-- BEGIN Extracted material --

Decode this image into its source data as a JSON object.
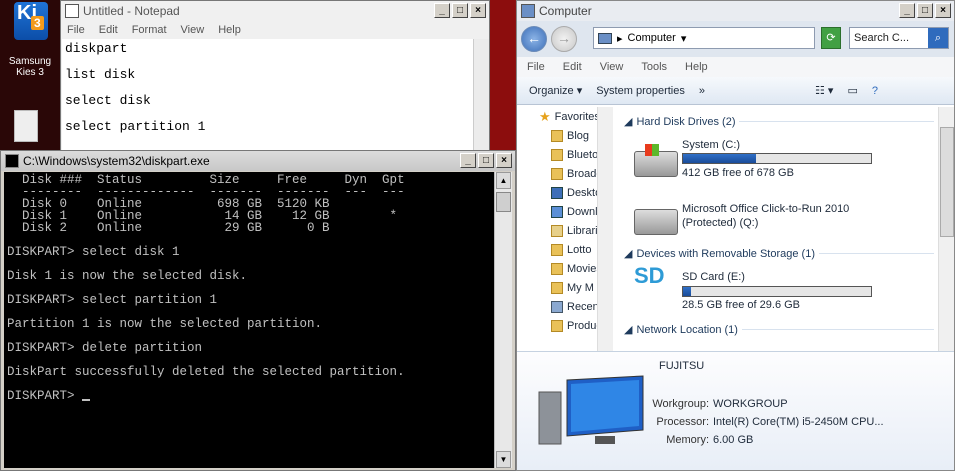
{
  "desktop": {
    "kies_label": "Samsung Kies 3",
    "kies_k": "Ki",
    "kies_num": "3"
  },
  "notepad": {
    "title": "Untitled - Notepad",
    "menu": [
      "File",
      "Edit",
      "Format",
      "View",
      "Help"
    ],
    "lines": [
      "diskpart",
      "list disk",
      "select disk",
      "select partition 1"
    ]
  },
  "cmd": {
    "title": "C:\\Windows\\system32\\diskpart.exe",
    "lines": [
      "  Disk ###  Status         Size     Free     Dyn  Gpt",
      "  --------  -------------  -------  -------  ---  ---",
      "  Disk 0    Online          698 GB  5120 KB",
      "  Disk 1    Online           14 GB    12 GB        *",
      "  Disk 2    Online           29 GB      0 B",
      "",
      "DISKPART> select disk 1",
      "",
      "Disk 1 is now the selected disk.",
      "",
      "DISKPART> select partition 1",
      "",
      "Partition 1 is now the selected partition.",
      "",
      "DISKPART> delete partition",
      "",
      "DiskPart successfully deleted the selected partition.",
      "",
      "DISKPART> "
    ]
  },
  "explorer": {
    "title": "Computer",
    "address": "Computer",
    "search_placeholder": "Search C...",
    "menu": [
      "File",
      "Edit",
      "View",
      "Tools",
      "Help"
    ],
    "toolbar": {
      "organize": "Organize",
      "sysprops": "System properties",
      "more": "»"
    },
    "nav": {
      "favorites": "Favorites",
      "items": [
        "Blog",
        "Bluetooth",
        "Broadcasts",
        "Desktop",
        "Downloads",
        "Libraries",
        "Lotto",
        "Movies",
        "My M",
        "Recent",
        "Products"
      ]
    },
    "groups": {
      "hdd": "Hard Disk Drives (2)",
      "removable": "Devices with Removable Storage (1)",
      "network": "Network Location (1)"
    },
    "drives": {
      "c_name": "System (C:)",
      "c_free": "412 GB free of 678 GB",
      "c_used_fraction": 0.39,
      "q_name1": "Microsoft Office Click-to-Run 2010",
      "q_name2": "(Protected) (Q:)",
      "e_name": "SD Card (E:)",
      "e_free": "28.5 GB free of 29.6 GB",
      "e_used_fraction": 0.04
    },
    "details": {
      "maker": "FUJITSU",
      "workgroup_label": "Workgroup:",
      "workgroup": "WORKGROUP",
      "processor_label": "Processor:",
      "processor": "Intel(R) Core(TM) i5-2450M CPU...",
      "memory_label": "Memory:",
      "memory": "6.00 GB"
    }
  }
}
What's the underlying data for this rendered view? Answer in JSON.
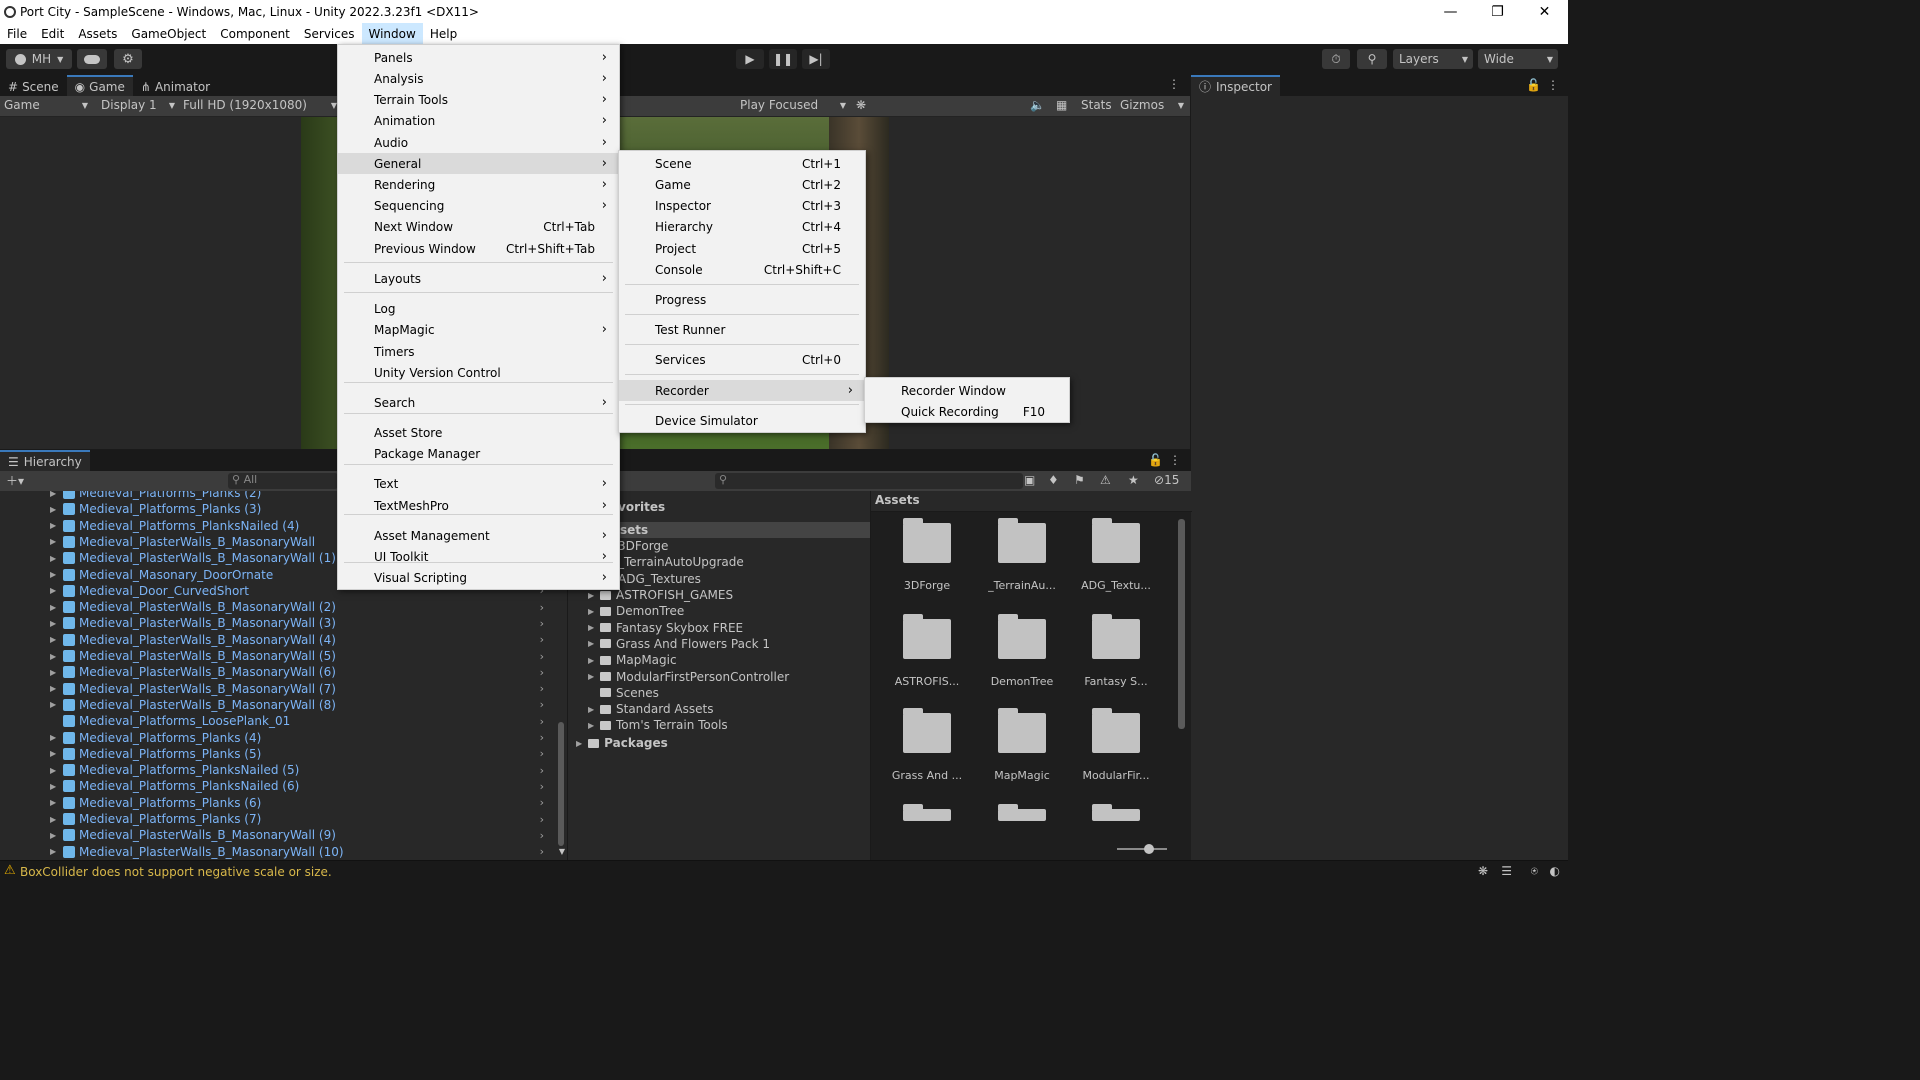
{
  "window": {
    "title": "Port City - SampleScene - Windows, Mac, Linux - Unity 2022.3.23f1 <DX11>"
  },
  "menubar": [
    "File",
    "Edit",
    "Assets",
    "GameObject",
    "Component",
    "Services",
    "Window",
    "Help"
  ],
  "toolbar": {
    "account": "MH",
    "layers": "Layers",
    "layout": "Wide"
  },
  "view_tabs": [
    "Scene",
    "Game",
    "Animator"
  ],
  "game_bar": {
    "mode": "Game",
    "display": "Display 1",
    "resolution": "Full HD (1920x1080)",
    "play_mode": "Play Focused",
    "stats": "Stats",
    "gizmos": "Gizmos"
  },
  "inspector": {
    "tab": "Inspector"
  },
  "window_menu": [
    {
      "label": "Panels",
      "arrow": true
    },
    {
      "label": "Analysis",
      "arrow": true
    },
    {
      "label": "Terrain Tools",
      "arrow": true
    },
    {
      "label": "Animation",
      "arrow": true
    },
    {
      "label": "Audio",
      "arrow": true
    },
    {
      "label": "General",
      "arrow": true
    },
    {
      "label": "Rendering",
      "arrow": true
    },
    {
      "label": "Sequencing",
      "arrow": true
    },
    {
      "label": "Next Window",
      "shortcut": "Ctrl+Tab"
    },
    {
      "label": "Previous Window",
      "shortcut": "Ctrl+Shift+Tab"
    },
    {
      "label": "Layouts",
      "arrow": true
    },
    {
      "label": "Log"
    },
    {
      "label": "MapMagic",
      "arrow": true
    },
    {
      "label": "Timers"
    },
    {
      "label": "Unity Version Control"
    },
    {
      "label": "Search",
      "arrow": true
    },
    {
      "label": "Asset Store"
    },
    {
      "label": "Package Manager"
    },
    {
      "label": "Text",
      "arrow": true
    },
    {
      "label": "TextMeshPro",
      "arrow": true
    },
    {
      "label": "Asset Management",
      "arrow": true
    },
    {
      "label": "UI Toolkit",
      "arrow": true
    },
    {
      "label": "Visual Scripting",
      "arrow": true
    }
  ],
  "general_menu": [
    {
      "label": "Scene",
      "shortcut": "Ctrl+1"
    },
    {
      "label": "Game",
      "shortcut": "Ctrl+2"
    },
    {
      "label": "Inspector",
      "shortcut": "Ctrl+3"
    },
    {
      "label": "Hierarchy",
      "shortcut": "Ctrl+4"
    },
    {
      "label": "Project",
      "shortcut": "Ctrl+5"
    },
    {
      "label": "Console",
      "shortcut": "Ctrl+Shift+C"
    },
    {
      "label": "Progress"
    },
    {
      "label": "Test Runner"
    },
    {
      "label": "Services",
      "shortcut": "Ctrl+0"
    },
    {
      "label": "Recorder",
      "arrow": true
    },
    {
      "label": "Device Simulator"
    }
  ],
  "recorder_menu": [
    {
      "label": "Recorder Window"
    },
    {
      "label": "Quick Recording",
      "shortcut": "F10"
    }
  ],
  "hierarchy": {
    "tab": "Hierarchy",
    "search_placeholder": "All",
    "rows": [
      {
        "name": "Medieval_Platforms_Planks (2)",
        "fold": true
      },
      {
        "name": "Medieval_Platforms_Planks (3)",
        "fold": true
      },
      {
        "name": "Medieval_Platforms_PlanksNailed (4)",
        "fold": true
      },
      {
        "name": "Medieval_PlasterWalls_B_MasonaryWall",
        "fold": true
      },
      {
        "name": "Medieval_PlasterWalls_B_MasonaryWall (1)",
        "fold": true
      },
      {
        "name": "Medieval_Masonary_DoorOrnate",
        "fold": true
      },
      {
        "name": "Medieval_Door_CurvedShort",
        "fold": true
      },
      {
        "name": "Medieval_PlasterWalls_B_MasonaryWall (2)",
        "fold": true
      },
      {
        "name": "Medieval_PlasterWalls_B_MasonaryWall (3)",
        "fold": true
      },
      {
        "name": "Medieval_PlasterWalls_B_MasonaryWall (4)",
        "fold": true
      },
      {
        "name": "Medieval_PlasterWalls_B_MasonaryWall (5)",
        "fold": true
      },
      {
        "name": "Medieval_PlasterWalls_B_MasonaryWall (6)",
        "fold": true
      },
      {
        "name": "Medieval_PlasterWalls_B_MasonaryWall (7)",
        "fold": true
      },
      {
        "name": "Medieval_PlasterWalls_B_MasonaryWall (8)",
        "fold": true
      },
      {
        "name": "Medieval_Platforms_LoosePlank_01",
        "fold": false
      },
      {
        "name": "Medieval_Platforms_Planks (4)",
        "fold": true
      },
      {
        "name": "Medieval_Platforms_Planks (5)",
        "fold": true
      },
      {
        "name": "Medieval_Platforms_PlanksNailed (5)",
        "fold": true
      },
      {
        "name": "Medieval_Platforms_PlanksNailed (6)",
        "fold": true
      },
      {
        "name": "Medieval_Platforms_Planks (6)",
        "fold": true
      },
      {
        "name": "Medieval_Platforms_Planks (7)",
        "fold": true
      },
      {
        "name": "Medieval_PlasterWalls_B_MasonaryWall (9)",
        "fold": true
      },
      {
        "name": "Medieval_PlasterWalls_B_MasonaryWall (10)",
        "fold": true
      }
    ]
  },
  "project": {
    "tab_fragment": "ct",
    "favorites_fragment": "vorites",
    "assets_fragment": "sets",
    "tree_partial": [
      "3DForge",
      "_TerrainAutoUpgrade",
      "ADG_Textures"
    ],
    "tree": [
      "ASTROFISH_GAMES",
      "DemonTree",
      "Fantasy Skybox FREE",
      "Grass And Flowers Pack 1",
      "MapMagic",
      "ModularFirstPersonController",
      "Scenes",
      "Standard Assets",
      "Tom's Terrain Tools"
    ],
    "packages": "Packages",
    "hidden_count": "15",
    "grid_header": "Assets",
    "grid": [
      "3DForge",
      "_TerrainAu...",
      "ADG_Textu...",
      "ASTROFIS...",
      "DemonTree",
      "Fantasy S...",
      "Grass And ...",
      "MapMagic",
      "ModularFir..."
    ]
  },
  "status": {
    "message": "BoxCollider does not support negative scale or size."
  },
  "colors": {
    "accent": "#3a79bb",
    "hierarchy_text": "#7cb4f6",
    "menu_bg": "#f2f2f2",
    "menu_highlight": "#dadada"
  }
}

-- END Extracted material --

[Do this]
Looking at the records above, work out how many lines include the word "title", then give that number by itself.

[Answer to this task]
4